**GOAL**
Separate out the lines that hold "data".

Records from a collection:
====

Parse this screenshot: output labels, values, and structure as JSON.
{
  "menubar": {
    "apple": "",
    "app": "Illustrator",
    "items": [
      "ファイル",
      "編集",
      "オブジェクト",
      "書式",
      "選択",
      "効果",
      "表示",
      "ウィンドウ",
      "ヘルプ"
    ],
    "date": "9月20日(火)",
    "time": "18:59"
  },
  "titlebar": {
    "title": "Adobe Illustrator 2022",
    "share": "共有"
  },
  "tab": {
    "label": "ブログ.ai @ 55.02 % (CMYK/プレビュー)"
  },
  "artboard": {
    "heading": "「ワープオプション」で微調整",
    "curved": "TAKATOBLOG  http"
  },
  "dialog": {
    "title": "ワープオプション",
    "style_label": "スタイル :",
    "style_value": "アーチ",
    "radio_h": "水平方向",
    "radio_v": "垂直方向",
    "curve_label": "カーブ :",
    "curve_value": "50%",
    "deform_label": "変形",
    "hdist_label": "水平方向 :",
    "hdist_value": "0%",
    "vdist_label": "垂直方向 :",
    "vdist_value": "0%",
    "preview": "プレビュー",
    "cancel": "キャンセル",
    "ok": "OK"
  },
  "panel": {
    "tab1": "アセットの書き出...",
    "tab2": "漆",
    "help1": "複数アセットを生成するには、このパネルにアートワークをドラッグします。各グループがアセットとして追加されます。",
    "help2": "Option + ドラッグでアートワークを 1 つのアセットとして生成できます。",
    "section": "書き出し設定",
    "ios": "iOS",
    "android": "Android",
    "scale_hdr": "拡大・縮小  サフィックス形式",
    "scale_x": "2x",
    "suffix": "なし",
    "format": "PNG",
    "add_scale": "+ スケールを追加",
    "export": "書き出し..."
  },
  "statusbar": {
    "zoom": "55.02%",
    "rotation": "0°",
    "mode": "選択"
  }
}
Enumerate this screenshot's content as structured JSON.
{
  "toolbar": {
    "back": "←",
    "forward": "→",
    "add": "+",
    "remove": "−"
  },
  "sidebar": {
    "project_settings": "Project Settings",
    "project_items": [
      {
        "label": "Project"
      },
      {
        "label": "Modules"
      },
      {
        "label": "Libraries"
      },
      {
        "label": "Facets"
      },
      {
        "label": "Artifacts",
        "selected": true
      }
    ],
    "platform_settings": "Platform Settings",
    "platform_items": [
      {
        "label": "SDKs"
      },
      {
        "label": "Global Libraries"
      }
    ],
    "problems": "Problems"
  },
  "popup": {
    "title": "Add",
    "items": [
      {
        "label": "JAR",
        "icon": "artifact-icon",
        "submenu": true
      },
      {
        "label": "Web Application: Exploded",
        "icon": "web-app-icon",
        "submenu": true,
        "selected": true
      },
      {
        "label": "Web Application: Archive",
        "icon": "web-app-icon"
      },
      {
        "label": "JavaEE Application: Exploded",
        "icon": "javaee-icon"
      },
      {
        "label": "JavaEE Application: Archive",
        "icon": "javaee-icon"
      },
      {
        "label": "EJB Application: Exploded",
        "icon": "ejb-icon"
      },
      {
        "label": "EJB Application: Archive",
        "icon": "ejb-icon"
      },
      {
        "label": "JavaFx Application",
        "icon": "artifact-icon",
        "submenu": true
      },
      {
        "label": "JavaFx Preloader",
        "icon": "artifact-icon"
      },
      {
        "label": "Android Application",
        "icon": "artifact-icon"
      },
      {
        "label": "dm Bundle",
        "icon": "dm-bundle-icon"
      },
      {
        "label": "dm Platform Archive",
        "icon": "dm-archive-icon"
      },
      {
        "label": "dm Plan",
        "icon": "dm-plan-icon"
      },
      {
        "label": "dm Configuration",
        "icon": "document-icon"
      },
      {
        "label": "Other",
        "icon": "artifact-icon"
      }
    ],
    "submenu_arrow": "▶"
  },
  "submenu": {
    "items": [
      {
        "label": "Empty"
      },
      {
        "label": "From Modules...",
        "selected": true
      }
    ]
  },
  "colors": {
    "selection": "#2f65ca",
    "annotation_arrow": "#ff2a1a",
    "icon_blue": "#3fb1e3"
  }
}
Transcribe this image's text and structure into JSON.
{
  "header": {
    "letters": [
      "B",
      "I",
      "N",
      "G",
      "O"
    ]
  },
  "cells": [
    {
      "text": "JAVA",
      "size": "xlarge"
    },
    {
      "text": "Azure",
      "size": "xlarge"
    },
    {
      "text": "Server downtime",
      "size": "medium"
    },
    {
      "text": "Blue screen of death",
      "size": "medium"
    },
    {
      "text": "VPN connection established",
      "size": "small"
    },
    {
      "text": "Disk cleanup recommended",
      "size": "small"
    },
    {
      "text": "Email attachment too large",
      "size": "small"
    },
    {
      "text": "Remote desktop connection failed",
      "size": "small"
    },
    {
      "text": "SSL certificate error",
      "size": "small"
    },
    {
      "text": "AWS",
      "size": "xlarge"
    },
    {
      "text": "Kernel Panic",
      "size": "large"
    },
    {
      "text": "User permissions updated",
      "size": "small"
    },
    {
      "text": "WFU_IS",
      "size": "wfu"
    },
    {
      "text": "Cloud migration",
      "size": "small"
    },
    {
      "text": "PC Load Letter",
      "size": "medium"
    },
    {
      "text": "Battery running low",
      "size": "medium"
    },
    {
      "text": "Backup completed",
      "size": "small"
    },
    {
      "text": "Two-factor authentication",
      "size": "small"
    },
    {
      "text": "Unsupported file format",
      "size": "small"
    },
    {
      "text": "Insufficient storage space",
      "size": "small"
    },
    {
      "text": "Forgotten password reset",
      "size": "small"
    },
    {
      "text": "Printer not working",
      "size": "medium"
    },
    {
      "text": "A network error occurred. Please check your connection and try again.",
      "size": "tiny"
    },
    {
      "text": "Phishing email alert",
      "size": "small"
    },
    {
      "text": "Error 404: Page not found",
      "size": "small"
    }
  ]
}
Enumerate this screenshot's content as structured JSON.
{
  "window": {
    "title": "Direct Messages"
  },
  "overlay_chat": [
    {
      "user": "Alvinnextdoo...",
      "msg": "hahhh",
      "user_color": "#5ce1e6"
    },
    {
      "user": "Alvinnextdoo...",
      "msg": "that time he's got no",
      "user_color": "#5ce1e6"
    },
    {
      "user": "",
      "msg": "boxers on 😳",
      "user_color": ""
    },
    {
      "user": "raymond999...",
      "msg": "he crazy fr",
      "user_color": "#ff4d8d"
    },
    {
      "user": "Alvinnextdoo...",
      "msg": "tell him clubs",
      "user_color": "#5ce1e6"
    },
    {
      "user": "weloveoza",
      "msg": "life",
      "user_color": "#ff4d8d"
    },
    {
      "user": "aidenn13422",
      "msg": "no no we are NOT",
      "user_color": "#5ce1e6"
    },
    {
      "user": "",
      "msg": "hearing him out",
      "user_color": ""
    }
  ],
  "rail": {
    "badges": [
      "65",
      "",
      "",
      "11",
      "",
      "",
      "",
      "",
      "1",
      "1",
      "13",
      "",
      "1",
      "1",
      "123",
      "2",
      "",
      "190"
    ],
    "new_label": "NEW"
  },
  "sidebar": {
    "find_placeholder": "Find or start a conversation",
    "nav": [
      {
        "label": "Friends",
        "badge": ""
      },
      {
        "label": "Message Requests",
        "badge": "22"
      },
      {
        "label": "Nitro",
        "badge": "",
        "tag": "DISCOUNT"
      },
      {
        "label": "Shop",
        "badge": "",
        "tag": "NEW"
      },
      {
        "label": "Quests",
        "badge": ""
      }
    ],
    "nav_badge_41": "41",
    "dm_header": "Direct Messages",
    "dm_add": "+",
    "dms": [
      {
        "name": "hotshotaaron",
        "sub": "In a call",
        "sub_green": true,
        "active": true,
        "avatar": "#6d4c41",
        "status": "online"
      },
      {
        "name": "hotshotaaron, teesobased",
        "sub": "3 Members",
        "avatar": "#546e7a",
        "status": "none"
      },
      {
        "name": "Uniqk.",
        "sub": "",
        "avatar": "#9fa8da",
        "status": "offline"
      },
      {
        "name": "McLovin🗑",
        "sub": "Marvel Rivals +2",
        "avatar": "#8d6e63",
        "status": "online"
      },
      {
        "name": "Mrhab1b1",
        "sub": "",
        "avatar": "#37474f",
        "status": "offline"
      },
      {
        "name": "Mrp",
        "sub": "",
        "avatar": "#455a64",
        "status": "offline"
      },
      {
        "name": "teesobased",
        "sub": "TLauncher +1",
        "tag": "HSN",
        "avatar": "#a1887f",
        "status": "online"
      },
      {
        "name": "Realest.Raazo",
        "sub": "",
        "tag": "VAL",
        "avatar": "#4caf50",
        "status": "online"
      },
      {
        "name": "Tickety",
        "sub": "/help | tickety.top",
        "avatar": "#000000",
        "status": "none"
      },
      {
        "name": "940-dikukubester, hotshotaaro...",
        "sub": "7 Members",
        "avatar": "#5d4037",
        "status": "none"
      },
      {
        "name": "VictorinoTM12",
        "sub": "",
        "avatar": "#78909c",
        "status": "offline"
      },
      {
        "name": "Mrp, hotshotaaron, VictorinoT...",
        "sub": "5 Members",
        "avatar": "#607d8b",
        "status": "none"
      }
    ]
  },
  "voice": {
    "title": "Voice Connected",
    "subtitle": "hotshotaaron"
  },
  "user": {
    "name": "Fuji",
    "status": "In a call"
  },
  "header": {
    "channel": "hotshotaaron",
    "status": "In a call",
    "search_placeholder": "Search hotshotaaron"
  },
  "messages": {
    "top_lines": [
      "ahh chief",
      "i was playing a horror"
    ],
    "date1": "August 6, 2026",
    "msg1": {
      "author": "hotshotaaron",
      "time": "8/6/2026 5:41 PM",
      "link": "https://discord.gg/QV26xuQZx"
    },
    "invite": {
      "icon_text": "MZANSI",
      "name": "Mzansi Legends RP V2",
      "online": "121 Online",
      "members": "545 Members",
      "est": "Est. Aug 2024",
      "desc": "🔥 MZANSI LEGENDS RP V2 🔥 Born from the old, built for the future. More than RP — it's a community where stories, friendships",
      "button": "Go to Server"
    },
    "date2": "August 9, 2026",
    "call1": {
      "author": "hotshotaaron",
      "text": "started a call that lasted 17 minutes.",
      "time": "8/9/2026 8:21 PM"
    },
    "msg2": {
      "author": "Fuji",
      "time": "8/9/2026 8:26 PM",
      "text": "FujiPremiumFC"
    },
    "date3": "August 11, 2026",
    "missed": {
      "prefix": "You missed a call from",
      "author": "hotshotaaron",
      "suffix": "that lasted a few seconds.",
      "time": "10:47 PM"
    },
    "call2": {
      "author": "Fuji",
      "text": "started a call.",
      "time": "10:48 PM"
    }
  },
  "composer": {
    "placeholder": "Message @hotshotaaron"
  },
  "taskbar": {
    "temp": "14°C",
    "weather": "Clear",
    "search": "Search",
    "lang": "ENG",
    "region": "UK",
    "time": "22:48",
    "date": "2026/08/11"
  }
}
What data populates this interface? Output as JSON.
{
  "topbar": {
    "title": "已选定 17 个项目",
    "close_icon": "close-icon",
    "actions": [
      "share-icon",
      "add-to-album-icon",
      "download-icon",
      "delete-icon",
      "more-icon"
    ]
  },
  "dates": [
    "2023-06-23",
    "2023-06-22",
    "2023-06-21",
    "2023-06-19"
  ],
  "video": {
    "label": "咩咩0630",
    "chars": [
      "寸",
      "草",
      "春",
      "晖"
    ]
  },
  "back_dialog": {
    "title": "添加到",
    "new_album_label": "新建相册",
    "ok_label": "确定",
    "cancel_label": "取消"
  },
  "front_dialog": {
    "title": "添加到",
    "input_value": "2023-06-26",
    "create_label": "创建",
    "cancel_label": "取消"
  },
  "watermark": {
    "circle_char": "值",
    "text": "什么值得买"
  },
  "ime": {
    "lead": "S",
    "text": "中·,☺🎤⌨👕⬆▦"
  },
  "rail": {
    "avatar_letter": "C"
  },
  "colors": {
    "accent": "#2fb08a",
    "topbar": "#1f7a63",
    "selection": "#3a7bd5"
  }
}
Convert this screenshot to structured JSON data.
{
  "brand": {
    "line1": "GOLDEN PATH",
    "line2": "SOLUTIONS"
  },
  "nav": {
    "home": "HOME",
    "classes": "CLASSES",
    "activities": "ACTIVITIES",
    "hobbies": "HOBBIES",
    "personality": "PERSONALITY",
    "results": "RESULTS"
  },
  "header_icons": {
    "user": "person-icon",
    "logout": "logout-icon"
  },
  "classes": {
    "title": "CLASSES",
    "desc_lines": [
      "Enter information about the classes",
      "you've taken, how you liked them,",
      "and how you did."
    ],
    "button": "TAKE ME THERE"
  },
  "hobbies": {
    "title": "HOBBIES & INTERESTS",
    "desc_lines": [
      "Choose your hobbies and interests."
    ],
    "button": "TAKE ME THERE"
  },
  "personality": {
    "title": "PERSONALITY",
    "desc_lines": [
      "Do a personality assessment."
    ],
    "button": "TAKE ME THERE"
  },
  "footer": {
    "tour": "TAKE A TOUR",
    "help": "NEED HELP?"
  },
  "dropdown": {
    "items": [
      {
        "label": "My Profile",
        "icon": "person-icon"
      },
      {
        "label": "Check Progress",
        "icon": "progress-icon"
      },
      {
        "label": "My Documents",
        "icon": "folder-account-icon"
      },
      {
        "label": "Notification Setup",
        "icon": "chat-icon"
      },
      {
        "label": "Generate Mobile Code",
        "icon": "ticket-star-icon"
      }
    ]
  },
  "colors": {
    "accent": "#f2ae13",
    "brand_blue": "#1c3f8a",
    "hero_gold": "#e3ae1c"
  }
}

====

**OUTPUT OF THE EXERCISE**
What data populates this interface? Output as JSON.
Convert this screenshot to structured JSON data.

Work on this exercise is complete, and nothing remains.